### Working data

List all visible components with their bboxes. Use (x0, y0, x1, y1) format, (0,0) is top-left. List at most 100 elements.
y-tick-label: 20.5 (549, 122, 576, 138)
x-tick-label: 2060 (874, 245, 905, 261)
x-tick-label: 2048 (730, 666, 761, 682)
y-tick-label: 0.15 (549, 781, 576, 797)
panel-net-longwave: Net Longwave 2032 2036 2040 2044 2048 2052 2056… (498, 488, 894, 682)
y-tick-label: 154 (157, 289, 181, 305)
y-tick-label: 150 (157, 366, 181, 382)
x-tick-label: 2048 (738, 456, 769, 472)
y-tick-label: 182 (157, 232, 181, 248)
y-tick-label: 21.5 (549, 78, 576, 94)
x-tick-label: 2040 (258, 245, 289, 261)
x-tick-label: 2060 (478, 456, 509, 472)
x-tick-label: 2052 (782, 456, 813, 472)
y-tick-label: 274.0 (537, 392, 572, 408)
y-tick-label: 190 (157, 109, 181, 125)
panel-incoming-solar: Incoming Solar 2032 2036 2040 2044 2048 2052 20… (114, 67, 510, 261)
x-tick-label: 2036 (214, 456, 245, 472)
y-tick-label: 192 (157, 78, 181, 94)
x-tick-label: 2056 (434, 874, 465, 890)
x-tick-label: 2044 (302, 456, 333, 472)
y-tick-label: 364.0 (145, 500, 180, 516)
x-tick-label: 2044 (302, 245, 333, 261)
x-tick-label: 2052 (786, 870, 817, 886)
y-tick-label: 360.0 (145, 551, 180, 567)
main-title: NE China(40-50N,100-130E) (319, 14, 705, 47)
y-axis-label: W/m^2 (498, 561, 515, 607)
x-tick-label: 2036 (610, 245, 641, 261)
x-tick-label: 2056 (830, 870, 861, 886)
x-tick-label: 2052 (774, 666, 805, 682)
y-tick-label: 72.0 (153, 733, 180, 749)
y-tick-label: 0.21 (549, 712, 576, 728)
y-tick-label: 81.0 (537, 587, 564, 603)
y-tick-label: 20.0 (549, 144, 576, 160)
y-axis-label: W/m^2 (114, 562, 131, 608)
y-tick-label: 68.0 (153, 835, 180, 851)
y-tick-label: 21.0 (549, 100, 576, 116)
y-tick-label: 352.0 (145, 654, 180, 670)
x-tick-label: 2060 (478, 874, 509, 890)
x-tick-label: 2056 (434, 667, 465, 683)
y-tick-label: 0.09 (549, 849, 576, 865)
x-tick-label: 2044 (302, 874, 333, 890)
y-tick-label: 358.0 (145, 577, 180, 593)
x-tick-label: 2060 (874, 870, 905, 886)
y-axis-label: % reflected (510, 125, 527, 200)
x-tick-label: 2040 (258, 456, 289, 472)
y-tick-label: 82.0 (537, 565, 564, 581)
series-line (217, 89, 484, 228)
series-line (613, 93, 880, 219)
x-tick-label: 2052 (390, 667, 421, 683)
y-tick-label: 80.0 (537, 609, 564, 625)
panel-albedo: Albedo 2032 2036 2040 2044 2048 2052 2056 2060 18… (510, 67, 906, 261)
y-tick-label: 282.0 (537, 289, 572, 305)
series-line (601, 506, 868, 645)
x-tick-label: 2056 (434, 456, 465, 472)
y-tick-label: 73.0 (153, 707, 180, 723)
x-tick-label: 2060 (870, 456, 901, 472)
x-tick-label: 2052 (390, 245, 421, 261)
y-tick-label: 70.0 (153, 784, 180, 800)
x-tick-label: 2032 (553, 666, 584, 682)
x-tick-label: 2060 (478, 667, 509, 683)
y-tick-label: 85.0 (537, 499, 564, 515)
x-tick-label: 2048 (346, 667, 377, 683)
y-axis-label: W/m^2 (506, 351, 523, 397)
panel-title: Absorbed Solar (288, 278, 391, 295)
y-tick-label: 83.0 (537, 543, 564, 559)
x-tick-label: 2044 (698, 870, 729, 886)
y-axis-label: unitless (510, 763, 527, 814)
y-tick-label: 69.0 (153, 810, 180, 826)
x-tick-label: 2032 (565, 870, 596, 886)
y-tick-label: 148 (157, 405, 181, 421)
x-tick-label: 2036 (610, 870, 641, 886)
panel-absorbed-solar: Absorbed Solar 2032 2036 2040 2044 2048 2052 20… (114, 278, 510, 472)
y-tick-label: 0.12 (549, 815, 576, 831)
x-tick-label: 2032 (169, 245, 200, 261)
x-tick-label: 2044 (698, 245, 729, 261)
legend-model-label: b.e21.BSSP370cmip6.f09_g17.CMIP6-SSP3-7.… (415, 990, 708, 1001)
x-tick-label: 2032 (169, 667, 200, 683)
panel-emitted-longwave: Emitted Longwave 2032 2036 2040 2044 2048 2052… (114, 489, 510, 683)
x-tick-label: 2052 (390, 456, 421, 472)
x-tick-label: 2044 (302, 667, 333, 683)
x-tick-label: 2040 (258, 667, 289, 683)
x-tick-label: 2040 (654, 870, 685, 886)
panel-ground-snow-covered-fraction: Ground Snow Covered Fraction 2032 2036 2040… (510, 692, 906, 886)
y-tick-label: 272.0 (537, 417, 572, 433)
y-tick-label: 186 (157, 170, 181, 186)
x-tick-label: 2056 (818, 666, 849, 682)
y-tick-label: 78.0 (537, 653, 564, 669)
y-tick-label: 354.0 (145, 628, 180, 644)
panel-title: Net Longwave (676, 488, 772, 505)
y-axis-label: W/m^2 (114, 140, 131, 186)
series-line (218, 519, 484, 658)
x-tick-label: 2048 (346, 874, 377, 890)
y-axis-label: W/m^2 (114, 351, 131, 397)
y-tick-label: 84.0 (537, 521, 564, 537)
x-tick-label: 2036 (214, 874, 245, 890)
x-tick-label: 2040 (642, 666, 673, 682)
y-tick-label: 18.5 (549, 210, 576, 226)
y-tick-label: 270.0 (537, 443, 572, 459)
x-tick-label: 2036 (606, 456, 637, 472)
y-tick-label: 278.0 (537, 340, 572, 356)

### What this task involves
Present every line of the items above as a numbered list, omitting any blank lines.

### Response to this exercise
1. List all visible components with their bboxes. Use (x0, y0, x1, y1) format, (0,0) is top-left. List at most 100 elements.
2. y-tick-label: 20.5 (549, 122, 576, 138)
3. x-tick-label: 2060 (874, 245, 905, 261)
4. x-tick-label: 2048 (730, 666, 761, 682)
5. y-tick-label: 0.15 (549, 781, 576, 797)
6. panel-net-longwave: Net Longwave 2032 2036 2040 2044 2048 2052 2056… (498, 488, 894, 682)
7. y-tick-label: 154 (157, 289, 181, 305)
8. y-tick-label: 150 (157, 366, 181, 382)
9. x-tick-label: 2048 (738, 456, 769, 472)
10. y-tick-label: 182 (157, 232, 181, 248)
11. y-tick-label: 21.5 (549, 78, 576, 94)
12. x-tick-label: 2040 (258, 245, 289, 261)
13. x-tick-label: 2060 (478, 456, 509, 472)
14. x-tick-label: 2052 (782, 456, 813, 472)
15. y-tick-label: 274.0 (537, 392, 572, 408)
16. y-tick-label: 190 (157, 109, 181, 125)
17. panel-incoming-solar: Incoming Solar 2032 2036 2040 2044 2048 2052 20… (114, 67, 510, 261)
18. x-tick-label: 2036 (214, 456, 245, 472)
19. y-tick-label: 192 (157, 78, 181, 94)
20. x-tick-label: 2056 (434, 874, 465, 890)
21. x-tick-label: 2044 (302, 456, 333, 472)
22. y-tick-label: 364.0 (145, 500, 180, 516)
23. x-tick-label: 2044 (302, 245, 333, 261)
24. x-tick-label: 2052 (786, 870, 817, 886)
25. y-tick-label: 360.0 (145, 551, 180, 567)
26. main-title: NE China(40-50N,100-130E) (319, 14, 705, 47)
27. y-axis-label: W/m^2 (498, 561, 515, 607)
28. x-tick-label: 2036 (610, 245, 641, 261)
29. x-tick-label: 2056 (830, 870, 861, 886)
30. x-tick-label: 2052 (774, 666, 805, 682)
31. y-tick-label: 72.0 (153, 733, 180, 749)
32. y-tick-label: 0.21 (549, 712, 576, 728)
33. y-tick-label: 81.0 (537, 587, 564, 603)
34. y-tick-label: 20.0 (549, 144, 576, 160)
35. y-axis-label: W/m^2 (114, 562, 131, 608)
36. y-tick-label: 68.0 (153, 835, 180, 851)
37. y-tick-label: 21.0 (549, 100, 576, 116)
38. y-tick-label: 352.0 (145, 654, 180, 670)
39. x-tick-label: 2060 (478, 874, 509, 890)
40. x-tick-label: 2056 (434, 667, 465, 683)
41. y-tick-label: 0.09 (549, 849, 576, 865)
42. x-tick-label: 2044 (302, 874, 333, 890)
43. y-tick-label: 358.0 (145, 577, 180, 593)
44. x-tick-label: 2060 (874, 870, 905, 886)
45. y-axis-label: % reflected (510, 125, 527, 200)
46. x-tick-label: 2040 (258, 456, 289, 472)
47. y-tick-label: 82.0 (537, 565, 564, 581)
48. series-line (217, 89, 484, 228)
49. series-line (613, 93, 880, 219)
50. x-tick-label: 2052 (390, 667, 421, 683)
51. y-tick-label: 80.0 (537, 609, 564, 625)
52. panel-albedo: Albedo 2032 2036 2040 2044 2048 2052 2056 2060 18… (510, 67, 906, 261)
53. y-tick-label: 282.0 (537, 289, 572, 305)
54. series-line (601, 506, 868, 645)
55. x-tick-label: 2056 (434, 456, 465, 472)
56. y-tick-label: 73.0 (153, 707, 180, 723)
57. x-tick-label: 2060 (870, 456, 901, 472)
58. x-tick-label: 2052 (390, 245, 421, 261)
59. y-tick-label: 70.0 (153, 784, 180, 800)
60. x-tick-label: 2032 (553, 666, 584, 682)
61. x-tick-label: 2060 (478, 667, 509, 683)
62. y-tick-label: 85.0 (537, 499, 564, 515)
63. x-tick-label: 2048 (346, 667, 377, 683)
64. y-axis-label: W/m^2 (506, 351, 523, 397)
65. panel-title: Absorbed Solar (288, 278, 391, 295)
66. y-tick-label: 83.0 (537, 543, 564, 559)
67. x-tick-label: 2044 (698, 870, 729, 886)
68. y-axis-label: unitless (510, 763, 527, 814)
69. y-tick-label: 69.0 (153, 810, 180, 826)
70. x-tick-label: 2032 (565, 870, 596, 886)
71. y-tick-label: 148 (157, 405, 181, 421)
72. x-tick-label: 2036 (610, 870, 641, 886)
73. panel-absorbed-solar: Absorbed Solar 2032 2036 2040 2044 2048 2052 20… (114, 278, 510, 472)
74. y-tick-label: 0.12 (549, 815, 576, 831)
75. x-tick-label: 2032 (169, 245, 200, 261)
76. x-tick-label: 2044 (698, 245, 729, 261)
77. legend-model-label: b.e21.BSSP370cmip6.f09_g17.CMIP6-SSP3-7.… (415, 990, 708, 1001)
78. x-tick-label: 2032 (169, 667, 200, 683)
79. panel-emitted-longwave: Emitted Longwave 2032 2036 2040 2044 2048 2052… (114, 489, 510, 683)
80. x-tick-label: 2052 (390, 456, 421, 472)
81. x-tick-label: 2044 (302, 667, 333, 683)
82. x-tick-label: 2040 (258, 667, 289, 683)
83. x-tick-label: 2040 (654, 870, 685, 886)
84. panel-ground-snow-covered-fraction: Ground Snow Covered Fraction 2032 2036 2040… (510, 692, 906, 886)
85. y-tick-label: 272.0 (537, 417, 572, 433)
86. y-tick-label: 186 (157, 170, 181, 186)
87. x-tick-label: 2056 (818, 666, 849, 682)
88. y-tick-label: 78.0 (537, 653, 564, 669)
89. y-tick-label: 354.0 (145, 628, 180, 644)
90. panel-title: Net Longwave (676, 488, 772, 505)
91. y-axis-label: W/m^2 (114, 140, 131, 186)
92. series-line (218, 519, 484, 658)
93. x-tick-label: 2048 (346, 874, 377, 890)
94. y-axis-label: W/m^2 (114, 351, 131, 397)
95. y-tick-label: 84.0 (537, 521, 564, 537)
96. x-tick-label: 2036 (214, 874, 245, 890)
97. x-tick-label: 2040 (642, 666, 673, 682)
98. y-tick-label: 18.5 (549, 210, 576, 226)
99. y-tick-label: 270.0 (537, 443, 572, 459)
100. x-tick-label: 2036 (606, 456, 637, 472)
101. y-tick-label: 278.0 (537, 340, 572, 356)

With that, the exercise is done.